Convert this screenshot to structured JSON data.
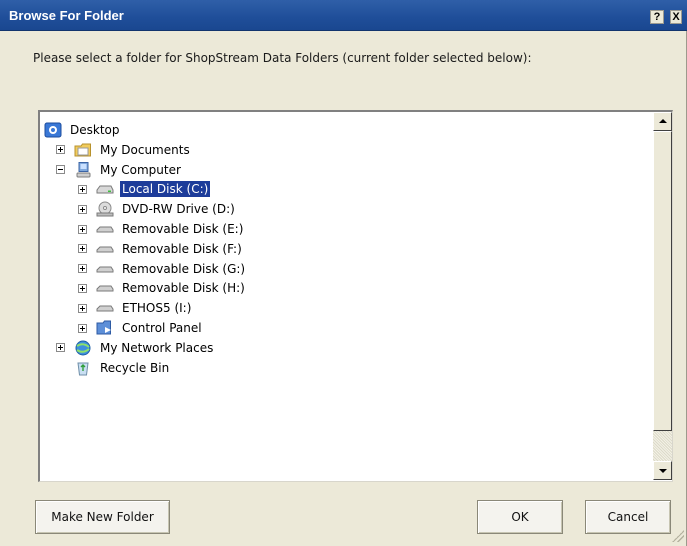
{
  "window": {
    "title": "Browse For Folder",
    "help_label": "?",
    "close_label": "X"
  },
  "instruction": "Please select a folder for ShopStream Data Folders (current folder selected below):",
  "tree": {
    "items": [
      {
        "label": "Desktop",
        "icon": "desktop-icon",
        "level": 0,
        "expander": "none",
        "selected": false
      },
      {
        "label": "My Documents",
        "icon": "folder-documents-icon",
        "level": 1,
        "expander": "plus",
        "selected": false
      },
      {
        "label": "My Computer",
        "icon": "computer-icon",
        "level": 1,
        "expander": "minus",
        "selected": false
      },
      {
        "label": "Local Disk (C:)",
        "icon": "disk-drive-icon",
        "level": 2,
        "expander": "plus",
        "selected": true
      },
      {
        "label": "DVD-RW Drive (D:)",
        "icon": "dvd-drive-icon",
        "level": 2,
        "expander": "plus",
        "selected": false
      },
      {
        "label": "Removable Disk (E:)",
        "icon": "removable-disk-icon",
        "level": 2,
        "expander": "plus",
        "selected": false
      },
      {
        "label": "Removable Disk (F:)",
        "icon": "removable-disk-icon",
        "level": 2,
        "expander": "plus",
        "selected": false
      },
      {
        "label": "Removable Disk (G:)",
        "icon": "removable-disk-icon",
        "level": 2,
        "expander": "plus",
        "selected": false
      },
      {
        "label": "Removable Disk (H:)",
        "icon": "removable-disk-icon",
        "level": 2,
        "expander": "plus",
        "selected": false
      },
      {
        "label": "ETHOS5 (I:)",
        "icon": "removable-disk-icon",
        "level": 2,
        "expander": "plus",
        "selected": false
      },
      {
        "label": "Control Panel",
        "icon": "control-panel-icon",
        "level": 2,
        "expander": "plus",
        "selected": false
      },
      {
        "label": "My Network Places",
        "icon": "network-places-icon",
        "level": 1,
        "expander": "plus",
        "selected": false
      },
      {
        "label": "Recycle Bin",
        "icon": "recycle-bin-icon",
        "level": 1,
        "expander": "none",
        "selected": false
      }
    ]
  },
  "buttons": {
    "make_new_folder": "Make New Folder",
    "ok": "OK",
    "cancel": "Cancel"
  },
  "colors": {
    "title_bar": "#1f4e99",
    "selection": "#1d3c9a",
    "dialog_background": "#ece9d8"
  }
}
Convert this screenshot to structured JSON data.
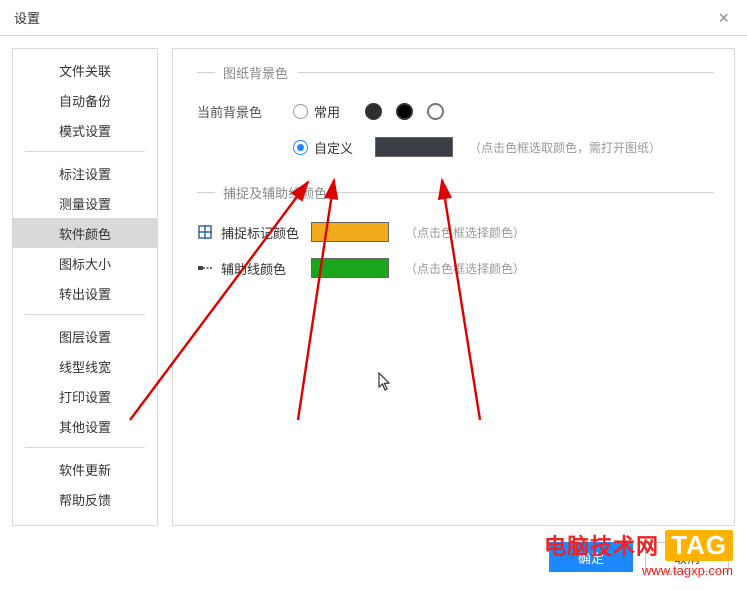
{
  "title": "设置",
  "sidebar": {
    "groups": [
      [
        "文件关联",
        "自动备份",
        "模式设置"
      ],
      [
        "标注设置",
        "测量设置",
        "软件颜色",
        "图标大小",
        "转出设置"
      ],
      [
        "图层设置",
        "线型线宽",
        "打印设置",
        "其他设置"
      ],
      [
        "软件更新",
        "帮助反馈"
      ]
    ],
    "active": "软件颜色"
  },
  "sections": {
    "bgColor": {
      "legend": "图纸背景色",
      "currentLabel": "当前背景色",
      "commonLabel": "常用",
      "customLabel": "自定义",
      "presetColors": [
        "#2e2e2e",
        "#000000"
      ],
      "customSwatch": "#3a3f45",
      "customHint": "（点击色框选取颜色，需打开图纸）"
    },
    "snap": {
      "legend": "捕捉及辅助线颜色",
      "rows": [
        {
          "icon": "snap-marker-icon",
          "label": "捕捉标记颜色",
          "color": "#f1aa1c",
          "hint": "（点击色框选择颜色）"
        },
        {
          "icon": "guide-line-icon",
          "label": "辅助线颜色",
          "color": "#1aa61a",
          "hint": "（点击色框选择颜色）"
        }
      ]
    }
  },
  "buttons": {
    "ok": "确定",
    "cancel": "取消"
  },
  "watermark": {
    "line1": "电脑技术网",
    "tag": "TAG",
    "line2": "www.tagxp.com"
  }
}
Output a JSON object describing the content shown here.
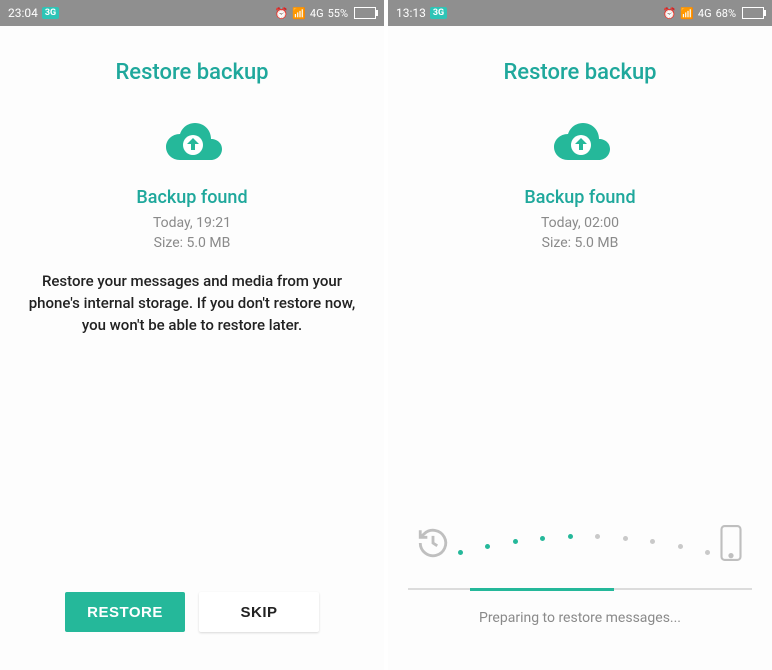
{
  "left": {
    "status": {
      "time": "23:04",
      "badge": "3G",
      "signal": "4G",
      "battery_pct": "55%",
      "battery_fill": 55
    },
    "title": "Restore backup",
    "subtitle": "Backup found",
    "meta_date": "Today, 19:21",
    "meta_size": "Size: 5.0 MB",
    "body": "Restore your messages and media from your phone's internal storage. If you don't restore now, you won't be able to restore later.",
    "restore_label": "RESTORE",
    "skip_label": "SKIP"
  },
  "right": {
    "status": {
      "time": "13:13",
      "badge": "3G",
      "signal": "4G",
      "battery_pct": "68%",
      "battery_fill": 68
    },
    "title": "Restore backup",
    "subtitle": "Backup found",
    "meta_date": "Today, 02:00",
    "meta_size": "Size: 5.0 MB",
    "progress_label": "Preparing to restore messages..."
  },
  "colors": {
    "accent": "#1fa89c",
    "button": "#25b89a"
  }
}
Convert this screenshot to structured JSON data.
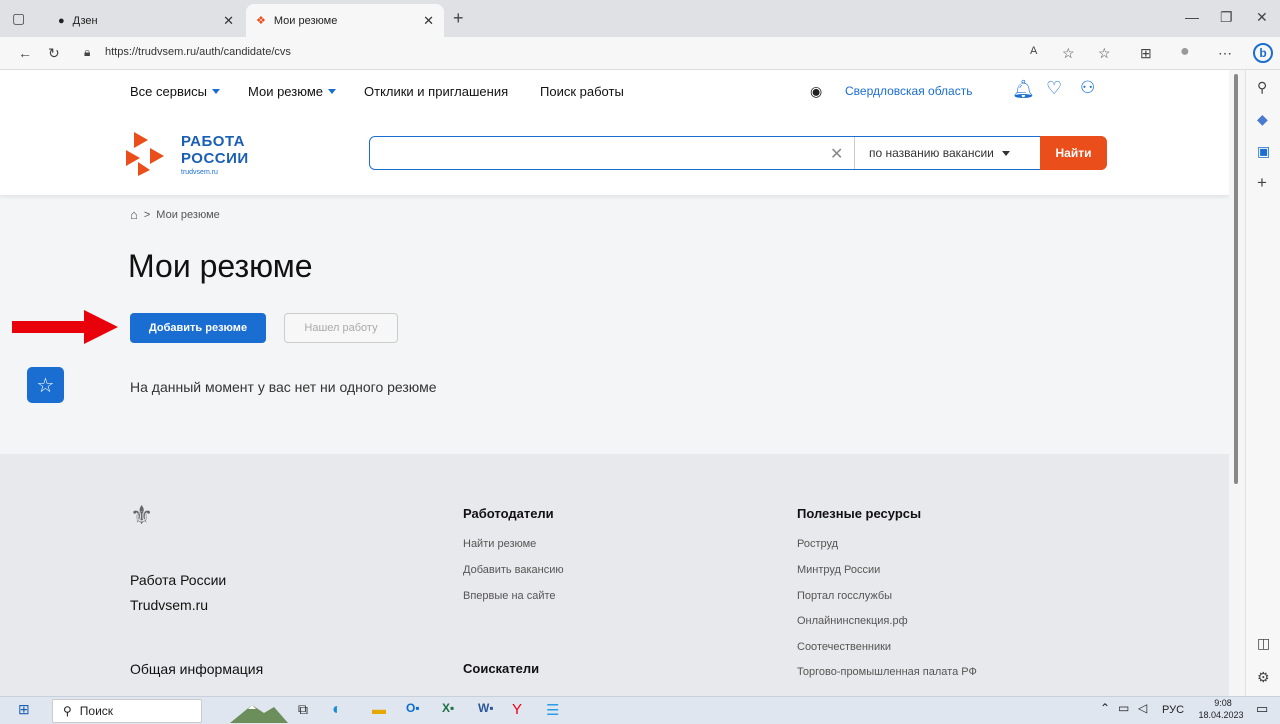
{
  "browser": {
    "tabs": [
      {
        "title": "Дзен",
        "active": false
      },
      {
        "title": "Мои резюме",
        "active": true
      }
    ],
    "url": "https://trudvsem.ru/auth/candidate/cvs"
  },
  "top_nav": {
    "all_services": "Все сервисы",
    "my_resumes": "Мои резюме",
    "responses": "Отклики и приглашения",
    "job_search": "Поиск работы",
    "region": "Свердловская область"
  },
  "logo": {
    "line1": "РАБОТА",
    "line2": "РОССИИ",
    "domain": "trudvsem.ru"
  },
  "search": {
    "placeholder": "",
    "mode": "по названию вакансии",
    "button": "Найти"
  },
  "breadcrumb": {
    "current": "Мои резюме",
    "separator": ">"
  },
  "page_title": "Мои резюме",
  "actions": {
    "add_resume": "Добавить резюме",
    "found_job": "Нашел работу"
  },
  "empty_message": "На данный момент у вас нет ни одного резюме",
  "footer": {
    "brand": {
      "line1": "Работа России",
      "line2": "Trudvsem.ru"
    },
    "general_info": "Общая информация",
    "employers": {
      "title": "Работодатели",
      "links": [
        "Найти резюме",
        "Добавить вакансию",
        "Впервые на сайте"
      ]
    },
    "seekers": {
      "title": "Соискатели"
    },
    "resources": {
      "title": "Полезные ресурсы",
      "links": [
        "Роструд",
        "Минтруд России",
        "Портал госслужбы",
        "Онлайнинспекция.рф",
        "Соотечественники",
        "Торгово-промышленная палата РФ"
      ]
    }
  },
  "taskbar": {
    "search": "Поиск",
    "lang": "РУС",
    "time": "9:08",
    "date": "18.04.2023"
  },
  "colors": {
    "brand_blue": "#1a6ed1",
    "brand_orange": "#e94e1b",
    "arrow_red": "#e8000a"
  }
}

+++++

■ **What is being asked**: Every line of the data above should be quoted exactly. Omit the pictures.

■ **Exercise response**:
Convert this screenshot to structured JSON data.
{
  "window": {
    "title": "Browse For Folder",
    "help_label": "?",
    "close_label": "X"
  },
  "instruction": "Please select a folder for ShopStream Data Folders (current folder selected below):",
  "tree": {
    "items": [
      {
        "label": "Desktop",
        "icon": "desktop-icon",
        "level": 0,
        "expander": "none",
        "selected": false
      },
      {
        "label": "My Documents",
        "icon": "folder-documents-icon",
        "level": 1,
        "expander": "plus",
        "selected": false
      },
      {
        "label": "My Computer",
        "icon": "computer-icon",
        "level": 1,
        "expander": "minus",
        "selected": false
      },
      {
        "label": "Local Disk (C:)",
        "icon": "disk-drive-icon",
        "level": 2,
        "expander": "plus",
        "selected": true
      },
      {
        "label": "DVD-RW Drive (D:)",
        "icon": "dvd-drive-icon",
        "level": 2,
        "expander": "plus",
        "selected": false
      },
      {
        "label": "Removable Disk (E:)",
        "icon": "removable-disk-icon",
        "level": 2,
        "expander": "plus",
        "selected": false
      },
      {
        "label": "Removable Disk (F:)",
        "icon": "removable-disk-icon",
        "level": 2,
        "expander": "plus",
        "selected": false
      },
      {
        "label": "Removable Disk (G:)",
        "icon": "removable-disk-icon",
        "level": 2,
        "expander": "plus",
        "selected": false
      },
      {
        "label": "Removable Disk (H:)",
        "icon": "removable-disk-icon",
        "level": 2,
        "expander": "plus",
        "selected": false
      },
      {
        "label": "ETHOS5 (I:)",
        "icon": "removable-disk-icon",
        "level": 2,
        "expander": "plus",
        "selected": false
      },
      {
        "label": "Control Panel",
        "icon": "control-panel-icon",
        "level": 2,
        "expander": "plus",
        "selected": false
      },
      {
        "label": "My Network Places",
        "icon": "network-places-icon",
        "level": 1,
        "expander": "plus",
        "selected": false
      },
      {
        "label": "Recycle Bin",
        "icon": "recycle-bin-icon",
        "level": 1,
        "expander": "none",
        "selected": false
      }
    ]
  },
  "buttons": {
    "make_new_folder": "Make New Folder",
    "ok": "OK",
    "cancel": "Cancel"
  },
  "colors": {
    "title_bar": "#1f4e99",
    "selection": "#1d3c9a",
    "dialog_background": "#ece9d8"
  }
}
Convert this screenshot to structured JSON data.
{
  "title": "设置",
  "sidebar": {
    "groups": [
      [
        "文件关联",
        "自动备份",
        "模式设置"
      ],
      [
        "标注设置",
        "测量设置",
        "软件颜色",
        "图标大小",
        "转出设置"
      ],
      [
        "图层设置",
        "线型线宽",
        "打印设置",
        "其他设置"
      ],
      [
        "软件更新",
        "帮助反馈"
      ]
    ],
    "active": "软件颜色"
  },
  "sections": {
    "bgColor": {
      "legend": "图纸背景色",
      "currentLabel": "当前背景色",
      "commonLabel": "常用",
      "customLabel": "自定义",
      "presetColors": [
        "#2e2e2e",
        "#000000"
      ],
      "customSwatch": "#3a3f45",
      "customHint": "（点击色框选取颜色，需打开图纸）"
    },
    "snap": {
      "legend": "捕捉及辅助线颜色",
      "rows": [
        {
          "icon": "snap-marker-icon",
          "label": "捕捉标记颜色",
          "color": "#f1aa1c",
          "hint": "（点击色框选择颜色）"
        },
        {
          "icon": "guide-line-icon",
          "label": "辅助线颜色",
          "color": "#1aa61a",
          "hint": "（点击色框选择颜色）"
        }
      ]
    }
  },
  "buttons": {
    "ok": "确定",
    "cancel": "取消"
  },
  "watermark": {
    "line1": "电脑技术网",
    "tag": "TAG",
    "line2": "www.tagxp.com"
  }
}
Output a JSON object describing the content shown here.
{
  "left": {
    "status": {
      "time": "23:04",
      "badge": "3G",
      "signal": "4G",
      "battery_pct": "55%",
      "battery_fill": 55
    },
    "title": "Restore backup",
    "subtitle": "Backup found",
    "meta_date": "Today, 19:21",
    "meta_size": "Size: 5.0 MB",
    "body": "Restore your messages and media from your phone's internal storage. If you don't restore now, you won't be able to restore later.",
    "restore_label": "RESTORE",
    "skip_label": "SKIP"
  },
  "right": {
    "status": {
      "time": "13:13",
      "badge": "3G",
      "signal": "4G",
      "battery_pct": "68%",
      "battery_fill": 68
    },
    "title": "Restore backup",
    "subtitle": "Backup found",
    "meta_date": "Today, 02:00",
    "meta_size": "Size: 5.0 MB",
    "progress_label": "Preparing to restore messages..."
  },
  "colors": {
    "accent": "#1fa89c",
    "button": "#25b89a"
  }
}
Convert this screenshot to structured JSON data.
{
  "browser": {
    "tabs": [
      {
        "title": "Дзен",
        "active": false
      },
      {
        "title": "Мои резюме",
        "active": true
      }
    ],
    "url": "https://trudvsem.ru/auth/candidate/cvs"
  },
  "top_nav": {
    "all_services": "Все сервисы",
    "my_resumes": "Мои резюме",
    "responses": "Отклики и приглашения",
    "job_search": "Поиск работы",
    "region": "Свердловская область"
  },
  "logo": {
    "line1": "РАБОТА",
    "line2": "РОССИИ",
    "domain": "trudvsem.ru"
  },
  "search": {
    "placeholder": "",
    "mode": "по названию вакансии",
    "button": "Найти"
  },
  "breadcrumb": {
    "current": "Мои резюме",
    "separator": ">"
  },
  "page_title": "Мои резюме",
  "actions": {
    "add_resume": "Добавить резюме",
    "found_job": "Нашел работу"
  },
  "empty_message": "На данный момент у вас нет ни одного резюме",
  "footer": {
    "brand": {
      "line1": "Работа России",
      "line2": "Trudvsem.ru"
    },
    "general_info": "Общая информация",
    "employers": {
      "title": "Работодатели",
      "links": [
        "Найти резюме",
        "Добавить вакансию",
        "Впервые на сайте"
      ]
    },
    "seekers": {
      "title": "Соискатели"
    },
    "resources": {
      "title": "Полезные ресурсы",
      "links": [
        "Роструд",
        "Минтруд России",
        "Портал госслужбы",
        "Онлайнинспекция.рф",
        "Соотечественники",
        "Торгово-промышленная палата РФ"
      ]
    }
  },
  "taskbar": {
    "search": "Поиск",
    "lang": "РУС",
    "time": "9:08",
    "date": "18.04.2023"
  },
  "colors": {
    "brand_blue": "#1a6ed1",
    "brand_orange": "#e94e1b",
    "arrow_red": "#e8000a"
  }
}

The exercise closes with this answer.